*Given task*
Go through the listing below and list every line with "document".

*The data*

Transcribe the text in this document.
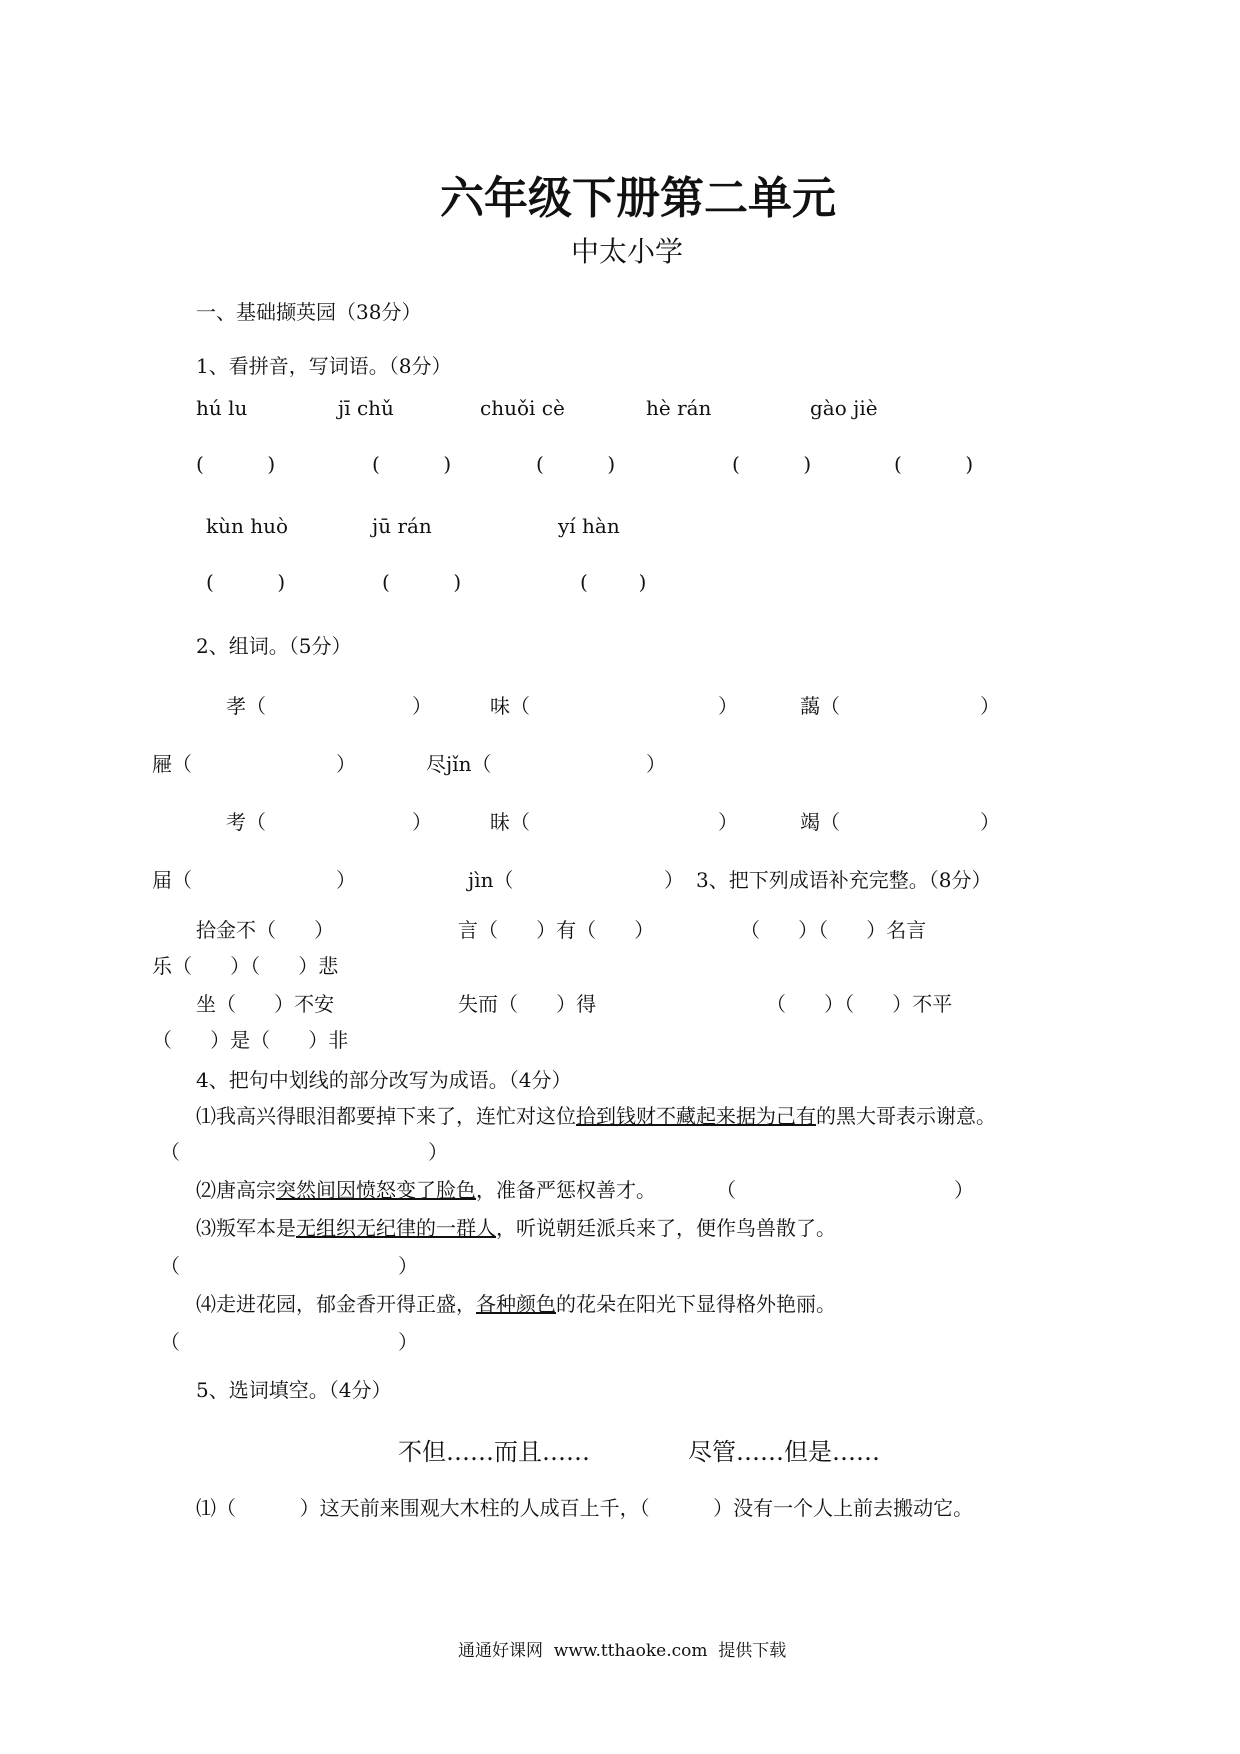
六年级下册第二单元
中太小学
一、基础撷英园（38分）
1、看拼音，写词语。（8分）
hú lu	jī chǔ	chuǒi cè	hè rán	gào jiè
(          )	(          )	(          )	(          )	(          )
kùn huò	jū rán	yí hàn
(          )	(          )	(        )
2、组词。（5分）
孝（	）	味（	）	藹（	）
屜（	）	尽jǐn（	）
考（	）	昧（	）	竭（	）
届（	）	jìn（	） 3、把下列成语补充完整。（8分）
拾金不（      ）	言（      ）有（      ）	（      ）（      ）名言
乐（      ）（      ）悲
坐（      ）不安	失而（      ）得	（      ）（      ）不平
（      ）是（      ）非
4、把句中划线的部分改写为成语。（4分）
⑴我高兴得眼泪都要掉下来了，连忙对这位拾到钱财不藏起来据为己有的黑大哥表示谢意。
（	）
⑵唐高宗突然间因愤怒变了脸色，准备严惩权善才。	（	）
⑶叛军本是无组织无纪律的一群人，听说朝廷派兵来了，便作鸟兽散了。
（	）
⑷走进花园，郁金香开得正盛，各种颜色的花朵在阳光下显得格外艳丽。
（	）
5、选词填空。（4分）
不但……而且……	尽管……但是……
⑴（          ）这天前来围观大木柱的人成百上千，（          ）没有一个人上前去搬动它。
通通好课网  www.tthaoke.com  提供下载
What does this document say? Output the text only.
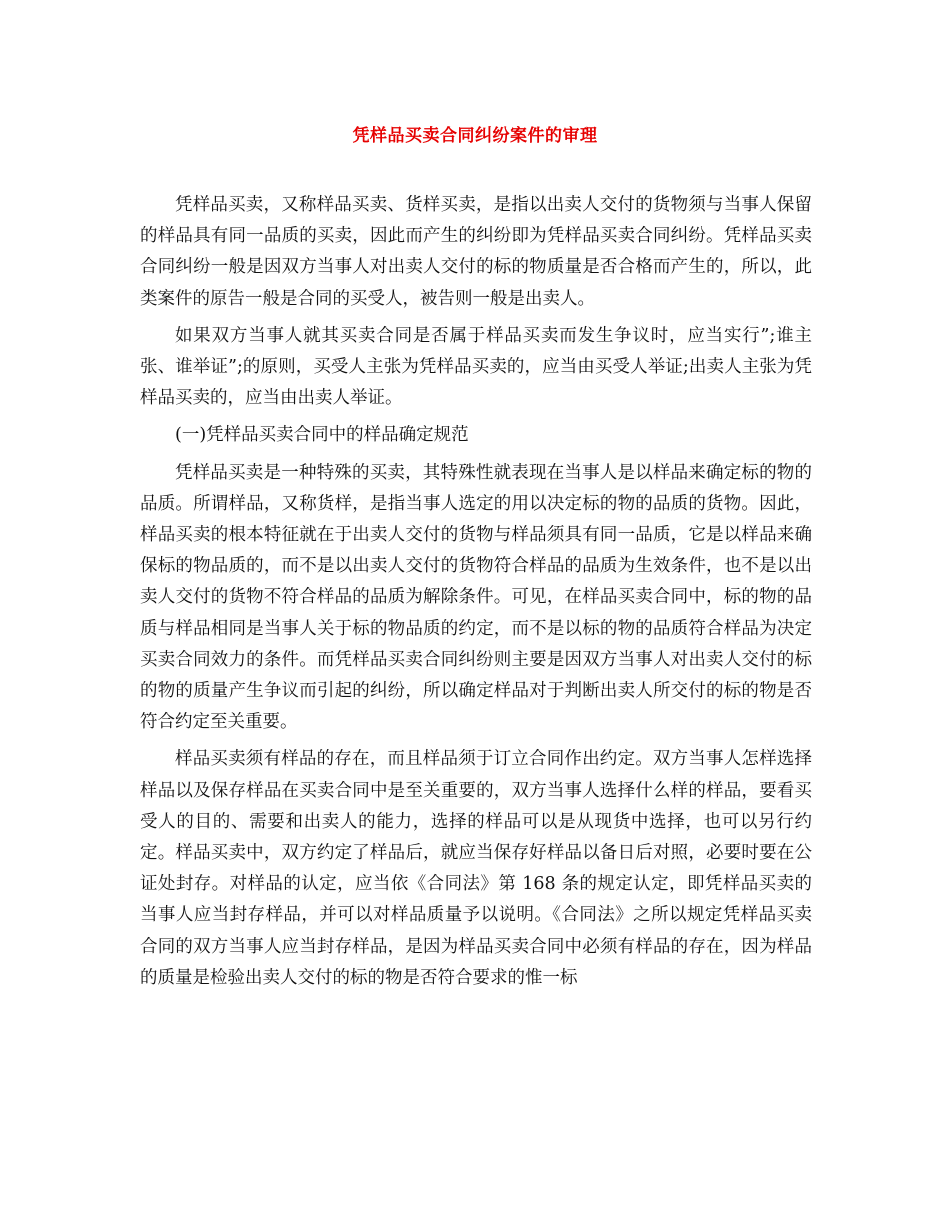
凭样品买卖合同纠纷案件的审理

凭样品买卖，又称样品买卖、货样买卖，是指以出卖人交付的货物须与当事人保留的样品具有同一品质的买卖，因此而产生的纠纷即为凭样品买卖合同纠纷。凭样品买卖合同纠纷一般是因双方当事人对出卖人交付的标的物质量是否合格而产生的，所以，此类案件的原告一般是合同的买受人，被告则一般是出卖人。

如果双方当事人就其买卖合同是否属于样品买卖而发生争议时，应当实行”;谁主张、谁举证”;的原则，买受人主张为凭样品买卖的，应当由买受人举证;出卖人主张为凭样品买卖的，应当由出卖人举证。

(一)凭样品买卖合同中的样品确定规范

凭样品买卖是一种特殊的买卖，其特殊性就表现在当事人是以样品来确定标的物的品质。所谓样品，又称货样，是指当事人选定的用以决定标的物的品质的货物。因此，样品买卖的根本特征就在于出卖人交付的货物与样品须具有同一品质，它是以样品来确保标的物品质的，而不是以出卖人交付的货物符合样品的品质为生效条件，也不是以出卖人交付的货物不符合样品的品质为解除条件。可见，在样品买卖合同中，标的物的品质与样品相同是当事人关于标的物品质的约定，而不是以标的物的品质符合样品为决定买卖合同效力的条件。而凭样品买卖合同纠纷则主要是因双方当事人对出卖人交付的标的物的质量产生争议而引起的纠纷，所以确定样品对于判断出卖人所交付的标的物是否符合约定至关重要。

样品买卖须有样品的存在，而且样品须于订立合同作出约定。双方当事人怎样选择样品以及保存样品在买卖合同中是至关重要的，双方当事人选择什么样的样品，要看买受人的目的、需要和出卖人的能力，选择的样品可以是从现货中选择，也可以另行约定。样品买卖中，双方约定了样品后，就应当保存好样品以备日后对照，必要时要在公证处封存。对样品的认定，应当依《合同法》第 168 条的规定认定，即凭样品买卖的当事人应当封存样品，并可以对样品质量予以说明。《合同法》之所以规定凭样品买卖合同的双方当事人应当封存样品，是因为样品买卖合同中必须有样品的存在，因为样品的质量是检验出卖人交付的标的物是否符合要求的惟一标
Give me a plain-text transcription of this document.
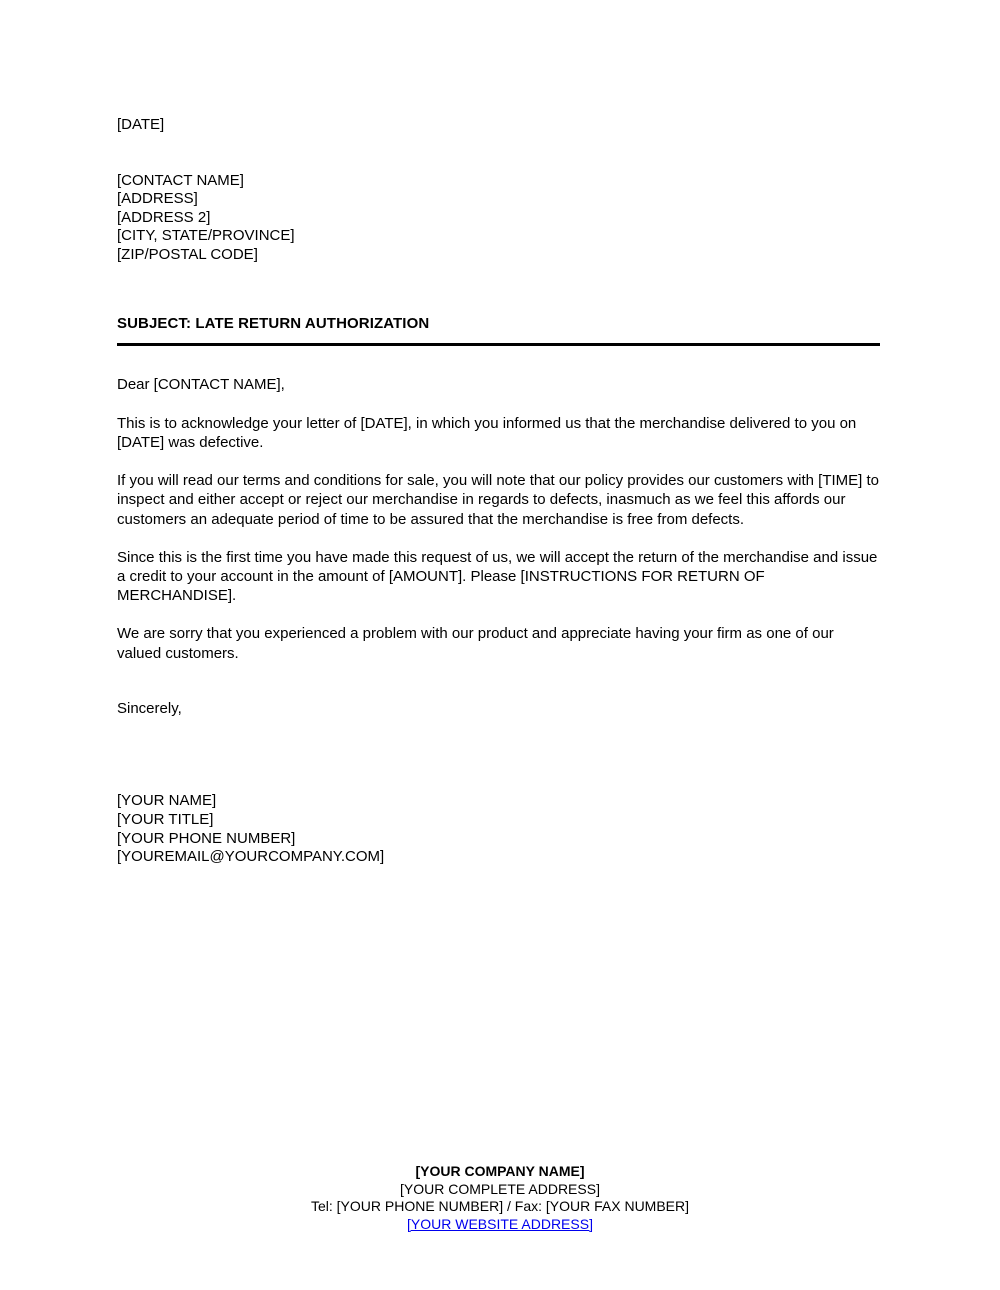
[DATE]
[CONTACT NAME]
[ADDRESS]
[ADDRESS 2]
[CITY, STATE/PROVINCE]
[ZIP/POSTAL CODE]
SUBJECT: LATE RETURN AUTHORIZATION
Dear [CONTACT NAME],
This is to acknowledge your letter of [DATE], in which you informed us that the merchandise delivered to you on [DATE] was defective.
If you will read our terms and conditions for sale, you will note that our policy provides our customers with [TIME] to inspect and either accept or reject our merchandise in regards to defects, inasmuch as we feel this affords our customers an adequate period of time to be assured that the merchandise is free from defects.
Since this is the first time you have made this request of us, we will accept the return of the merchandise and issue a credit to your account in the amount of [AMOUNT]. Please [INSTRUCTIONS FOR RETURN OF MERCHANDISE].
We are sorry that you experienced a problem with our product and appreciate having your firm as one of our valued customers.
Sincerely,
[YOUR NAME]
[YOUR TITLE]
[YOUR PHONE NUMBER]
[YOUREMAIL@YOURCOMPANY.COM]
[YOUR COMPANY NAME]
[YOUR COMPLETE ADDRESS]
Tel: [YOUR PHONE NUMBER] / Fax: [YOUR FAX NUMBER]
[YOUR WEBSITE ADDRESS]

*Complete output*
Transcribe the text in this document.
What does this document say? Output the text only.
Give me a plain-text transcription of this document.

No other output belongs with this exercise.